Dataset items

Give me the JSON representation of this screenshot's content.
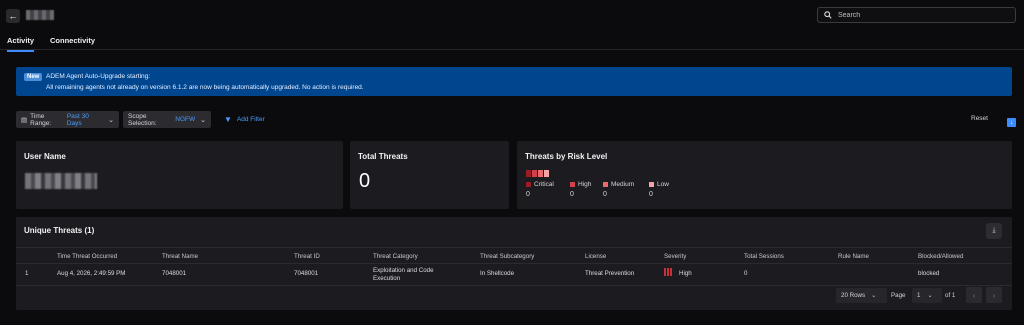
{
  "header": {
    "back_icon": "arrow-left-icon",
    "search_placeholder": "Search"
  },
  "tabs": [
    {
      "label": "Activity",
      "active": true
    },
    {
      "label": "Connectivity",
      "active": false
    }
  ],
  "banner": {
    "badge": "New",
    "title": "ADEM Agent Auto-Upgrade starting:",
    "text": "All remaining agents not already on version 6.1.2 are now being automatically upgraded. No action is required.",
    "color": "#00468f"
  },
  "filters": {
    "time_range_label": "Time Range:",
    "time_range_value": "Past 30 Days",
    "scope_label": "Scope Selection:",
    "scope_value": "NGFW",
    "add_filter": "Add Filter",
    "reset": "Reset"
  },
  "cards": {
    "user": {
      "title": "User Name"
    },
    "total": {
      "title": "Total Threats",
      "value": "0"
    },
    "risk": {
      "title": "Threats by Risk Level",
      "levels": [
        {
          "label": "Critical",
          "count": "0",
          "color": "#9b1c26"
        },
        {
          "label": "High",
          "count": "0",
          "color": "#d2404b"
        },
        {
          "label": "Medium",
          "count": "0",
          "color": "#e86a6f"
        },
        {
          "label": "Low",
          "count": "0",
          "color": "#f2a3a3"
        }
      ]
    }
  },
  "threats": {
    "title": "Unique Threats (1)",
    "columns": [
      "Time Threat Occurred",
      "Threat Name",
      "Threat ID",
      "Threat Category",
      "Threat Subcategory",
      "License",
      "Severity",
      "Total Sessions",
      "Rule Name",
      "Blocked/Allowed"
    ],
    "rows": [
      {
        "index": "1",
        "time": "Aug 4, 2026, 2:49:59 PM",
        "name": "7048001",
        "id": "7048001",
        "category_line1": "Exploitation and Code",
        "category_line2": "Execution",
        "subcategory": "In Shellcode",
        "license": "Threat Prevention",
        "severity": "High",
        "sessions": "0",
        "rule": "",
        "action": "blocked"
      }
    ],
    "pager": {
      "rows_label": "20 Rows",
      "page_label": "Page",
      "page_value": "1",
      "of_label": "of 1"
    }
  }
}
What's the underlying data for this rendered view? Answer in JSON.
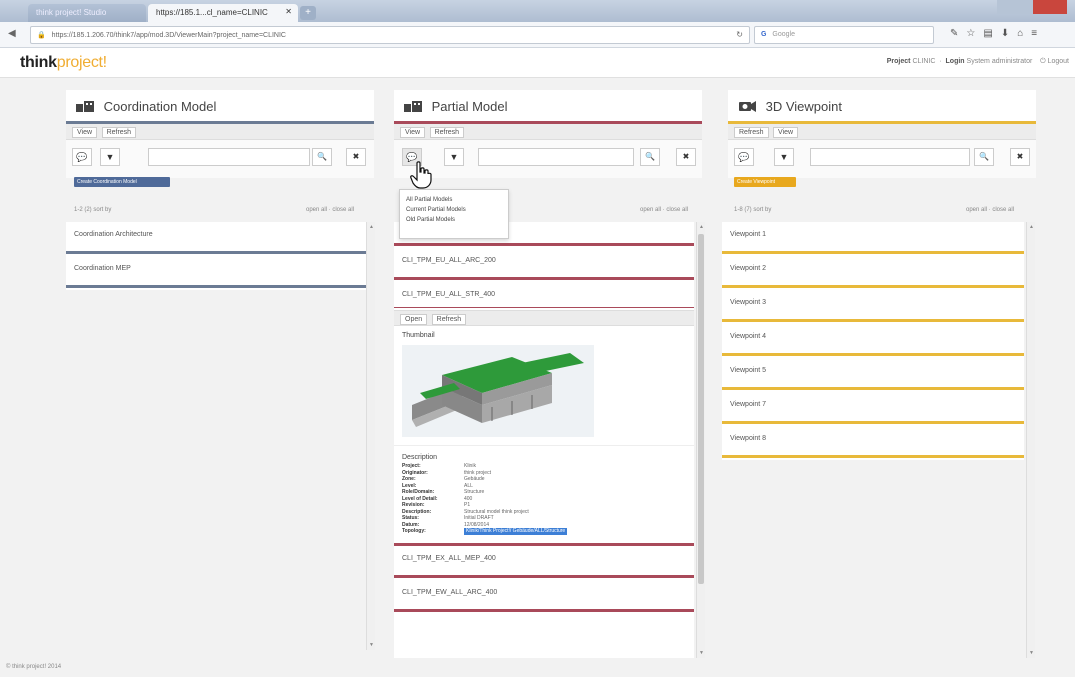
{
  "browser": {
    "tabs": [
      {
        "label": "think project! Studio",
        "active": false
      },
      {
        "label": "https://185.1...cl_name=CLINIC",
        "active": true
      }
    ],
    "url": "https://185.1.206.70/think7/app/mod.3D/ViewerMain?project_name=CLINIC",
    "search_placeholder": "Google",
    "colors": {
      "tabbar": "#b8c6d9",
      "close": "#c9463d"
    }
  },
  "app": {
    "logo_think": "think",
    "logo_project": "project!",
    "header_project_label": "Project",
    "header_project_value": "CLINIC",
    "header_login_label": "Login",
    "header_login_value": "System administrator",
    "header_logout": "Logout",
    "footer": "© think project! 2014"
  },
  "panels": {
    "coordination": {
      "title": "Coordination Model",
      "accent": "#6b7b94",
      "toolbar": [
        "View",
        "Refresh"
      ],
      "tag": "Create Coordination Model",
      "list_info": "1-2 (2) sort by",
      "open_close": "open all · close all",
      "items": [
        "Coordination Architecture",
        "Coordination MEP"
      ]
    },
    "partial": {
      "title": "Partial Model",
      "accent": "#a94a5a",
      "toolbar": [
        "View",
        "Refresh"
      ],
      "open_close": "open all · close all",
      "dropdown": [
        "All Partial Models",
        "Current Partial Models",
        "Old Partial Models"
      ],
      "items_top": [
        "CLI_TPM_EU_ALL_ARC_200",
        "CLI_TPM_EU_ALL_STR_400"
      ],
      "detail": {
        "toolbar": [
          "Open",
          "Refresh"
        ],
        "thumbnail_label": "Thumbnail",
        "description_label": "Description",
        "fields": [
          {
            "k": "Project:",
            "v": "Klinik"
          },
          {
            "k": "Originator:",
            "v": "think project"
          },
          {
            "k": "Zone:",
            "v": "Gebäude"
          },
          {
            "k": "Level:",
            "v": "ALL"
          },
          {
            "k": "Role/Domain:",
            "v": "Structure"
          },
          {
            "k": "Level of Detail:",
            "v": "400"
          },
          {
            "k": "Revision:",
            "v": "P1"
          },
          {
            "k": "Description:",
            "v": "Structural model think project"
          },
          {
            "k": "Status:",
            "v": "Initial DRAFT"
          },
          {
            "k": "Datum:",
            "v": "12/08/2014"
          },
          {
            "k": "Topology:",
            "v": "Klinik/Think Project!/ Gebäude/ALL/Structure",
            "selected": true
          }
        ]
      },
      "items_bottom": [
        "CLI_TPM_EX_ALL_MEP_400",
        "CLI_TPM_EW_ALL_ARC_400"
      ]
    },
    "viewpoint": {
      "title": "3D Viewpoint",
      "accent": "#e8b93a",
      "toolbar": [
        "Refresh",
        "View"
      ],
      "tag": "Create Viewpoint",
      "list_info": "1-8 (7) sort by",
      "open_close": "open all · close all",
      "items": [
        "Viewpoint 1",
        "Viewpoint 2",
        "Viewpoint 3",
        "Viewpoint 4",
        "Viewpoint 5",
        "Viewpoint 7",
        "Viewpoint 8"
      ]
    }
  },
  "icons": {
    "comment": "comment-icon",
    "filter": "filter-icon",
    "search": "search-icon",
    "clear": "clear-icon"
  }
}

* * *

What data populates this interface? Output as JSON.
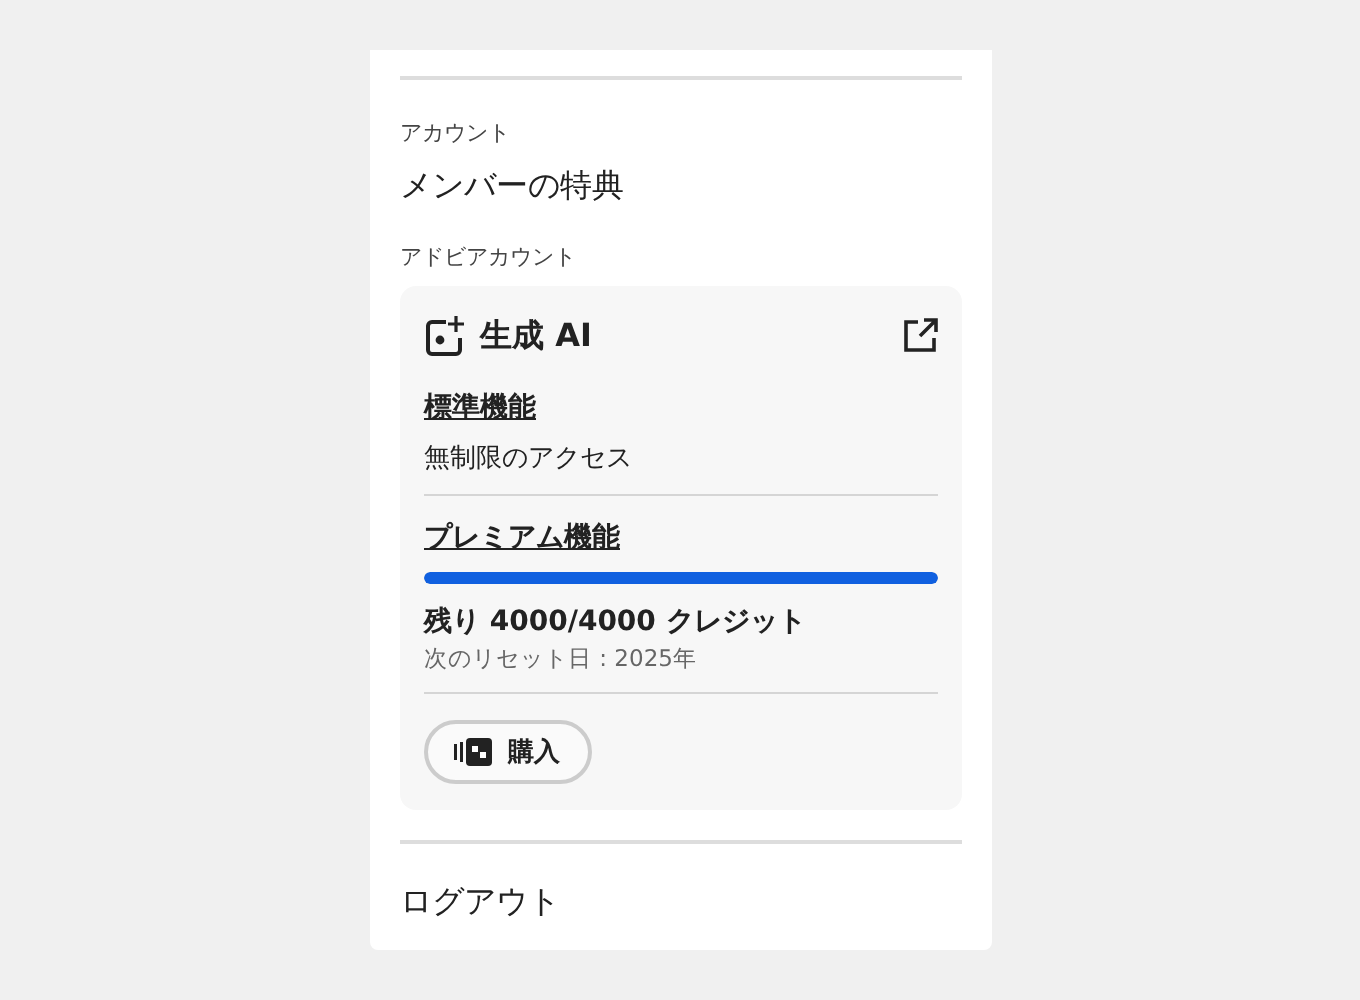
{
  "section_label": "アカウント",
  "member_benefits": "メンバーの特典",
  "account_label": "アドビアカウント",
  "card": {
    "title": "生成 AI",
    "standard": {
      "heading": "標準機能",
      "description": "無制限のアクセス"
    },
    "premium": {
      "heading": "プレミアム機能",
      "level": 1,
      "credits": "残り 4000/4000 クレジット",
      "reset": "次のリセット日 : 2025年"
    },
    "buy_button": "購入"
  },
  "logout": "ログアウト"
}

**Written instruction**
Copy out every line holding the string "What".

**Response to this exercise**
What's the underlying data for this rendered view? Answer in JSON.
What data populates this interface? Output as JSON.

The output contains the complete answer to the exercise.